Find every line in the records below that holds the word "turn", and copy each one.

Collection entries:
★ ★ ★

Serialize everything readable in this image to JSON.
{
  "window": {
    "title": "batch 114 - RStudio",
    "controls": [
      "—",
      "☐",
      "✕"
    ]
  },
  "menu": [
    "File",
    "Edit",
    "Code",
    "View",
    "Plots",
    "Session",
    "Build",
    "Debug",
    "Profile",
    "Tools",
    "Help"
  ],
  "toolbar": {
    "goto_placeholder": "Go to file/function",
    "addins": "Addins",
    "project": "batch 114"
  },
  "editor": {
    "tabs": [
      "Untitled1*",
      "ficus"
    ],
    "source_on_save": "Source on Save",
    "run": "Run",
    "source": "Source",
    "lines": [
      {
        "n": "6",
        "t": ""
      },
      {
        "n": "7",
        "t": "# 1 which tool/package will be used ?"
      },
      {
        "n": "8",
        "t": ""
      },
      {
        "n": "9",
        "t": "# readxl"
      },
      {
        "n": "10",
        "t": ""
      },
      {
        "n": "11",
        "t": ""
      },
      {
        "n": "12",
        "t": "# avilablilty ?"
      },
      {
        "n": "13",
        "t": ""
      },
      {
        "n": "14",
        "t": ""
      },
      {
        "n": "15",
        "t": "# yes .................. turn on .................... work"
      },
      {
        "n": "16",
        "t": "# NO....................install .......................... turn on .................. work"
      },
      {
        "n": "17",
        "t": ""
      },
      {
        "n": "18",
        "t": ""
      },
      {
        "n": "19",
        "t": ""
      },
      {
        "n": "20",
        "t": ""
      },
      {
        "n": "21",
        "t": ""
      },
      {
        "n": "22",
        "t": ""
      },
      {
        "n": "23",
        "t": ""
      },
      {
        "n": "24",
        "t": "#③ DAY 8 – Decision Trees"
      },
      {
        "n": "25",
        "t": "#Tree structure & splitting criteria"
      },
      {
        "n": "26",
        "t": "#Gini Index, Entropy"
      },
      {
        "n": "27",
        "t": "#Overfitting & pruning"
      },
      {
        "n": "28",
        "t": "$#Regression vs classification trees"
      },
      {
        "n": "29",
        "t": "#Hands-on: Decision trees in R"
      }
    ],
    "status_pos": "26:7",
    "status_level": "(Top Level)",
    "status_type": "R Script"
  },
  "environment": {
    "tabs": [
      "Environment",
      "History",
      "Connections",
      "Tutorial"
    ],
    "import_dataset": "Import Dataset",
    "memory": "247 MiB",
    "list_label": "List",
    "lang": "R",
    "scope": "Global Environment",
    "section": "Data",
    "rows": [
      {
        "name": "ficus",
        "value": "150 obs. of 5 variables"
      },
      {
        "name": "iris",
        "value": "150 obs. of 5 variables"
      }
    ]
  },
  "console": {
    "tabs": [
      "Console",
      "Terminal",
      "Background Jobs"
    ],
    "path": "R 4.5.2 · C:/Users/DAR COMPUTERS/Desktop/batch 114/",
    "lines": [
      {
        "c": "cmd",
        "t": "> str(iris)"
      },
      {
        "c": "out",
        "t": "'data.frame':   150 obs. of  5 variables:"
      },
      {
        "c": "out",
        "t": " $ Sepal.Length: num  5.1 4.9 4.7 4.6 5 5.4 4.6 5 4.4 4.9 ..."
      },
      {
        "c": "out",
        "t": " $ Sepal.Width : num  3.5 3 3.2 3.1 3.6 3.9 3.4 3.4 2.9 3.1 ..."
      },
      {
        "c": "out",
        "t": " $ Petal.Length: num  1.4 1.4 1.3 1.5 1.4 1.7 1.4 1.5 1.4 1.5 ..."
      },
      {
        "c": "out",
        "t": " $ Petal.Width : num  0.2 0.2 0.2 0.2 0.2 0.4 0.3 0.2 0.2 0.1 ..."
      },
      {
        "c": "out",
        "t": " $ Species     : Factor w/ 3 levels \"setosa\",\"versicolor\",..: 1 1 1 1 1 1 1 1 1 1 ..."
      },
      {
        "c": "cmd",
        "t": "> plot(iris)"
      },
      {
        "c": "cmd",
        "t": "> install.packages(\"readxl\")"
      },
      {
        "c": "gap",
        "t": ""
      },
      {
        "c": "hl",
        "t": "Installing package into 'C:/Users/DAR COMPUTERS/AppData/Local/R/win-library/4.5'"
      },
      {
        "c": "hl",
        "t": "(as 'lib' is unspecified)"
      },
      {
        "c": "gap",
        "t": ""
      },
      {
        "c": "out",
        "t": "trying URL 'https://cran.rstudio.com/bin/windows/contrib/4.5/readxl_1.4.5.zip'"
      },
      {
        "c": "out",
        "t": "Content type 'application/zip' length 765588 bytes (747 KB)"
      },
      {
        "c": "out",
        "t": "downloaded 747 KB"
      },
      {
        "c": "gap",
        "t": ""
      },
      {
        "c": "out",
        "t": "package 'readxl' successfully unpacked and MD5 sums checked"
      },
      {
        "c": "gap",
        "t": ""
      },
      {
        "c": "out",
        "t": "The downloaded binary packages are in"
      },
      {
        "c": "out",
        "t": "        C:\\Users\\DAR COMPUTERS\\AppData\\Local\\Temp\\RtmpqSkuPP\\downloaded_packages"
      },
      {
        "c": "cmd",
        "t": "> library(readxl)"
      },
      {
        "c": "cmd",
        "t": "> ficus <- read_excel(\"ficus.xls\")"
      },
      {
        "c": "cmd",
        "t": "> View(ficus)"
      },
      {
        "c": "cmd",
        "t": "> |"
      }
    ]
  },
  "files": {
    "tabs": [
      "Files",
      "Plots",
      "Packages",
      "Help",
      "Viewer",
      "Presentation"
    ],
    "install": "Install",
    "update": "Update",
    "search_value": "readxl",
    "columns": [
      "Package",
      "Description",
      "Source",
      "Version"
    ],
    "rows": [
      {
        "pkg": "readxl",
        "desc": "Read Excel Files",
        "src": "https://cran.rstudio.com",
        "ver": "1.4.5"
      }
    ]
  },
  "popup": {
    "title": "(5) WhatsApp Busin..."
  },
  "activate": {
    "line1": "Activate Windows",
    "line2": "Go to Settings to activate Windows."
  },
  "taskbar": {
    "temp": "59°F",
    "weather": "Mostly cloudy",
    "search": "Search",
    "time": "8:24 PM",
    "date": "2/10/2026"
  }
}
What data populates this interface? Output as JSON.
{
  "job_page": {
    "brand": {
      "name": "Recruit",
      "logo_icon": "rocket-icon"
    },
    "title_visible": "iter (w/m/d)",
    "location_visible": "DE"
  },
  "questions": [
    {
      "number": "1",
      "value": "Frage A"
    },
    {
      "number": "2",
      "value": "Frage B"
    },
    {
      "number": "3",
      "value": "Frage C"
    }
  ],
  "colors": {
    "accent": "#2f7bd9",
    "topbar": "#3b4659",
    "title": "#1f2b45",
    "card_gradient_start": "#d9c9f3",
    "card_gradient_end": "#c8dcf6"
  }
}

★ ★ ★

Solved exercise:
        "t": "# yes .................. turn on .................... work"
        "t": "# NO....................install .......................... turn on .................. work"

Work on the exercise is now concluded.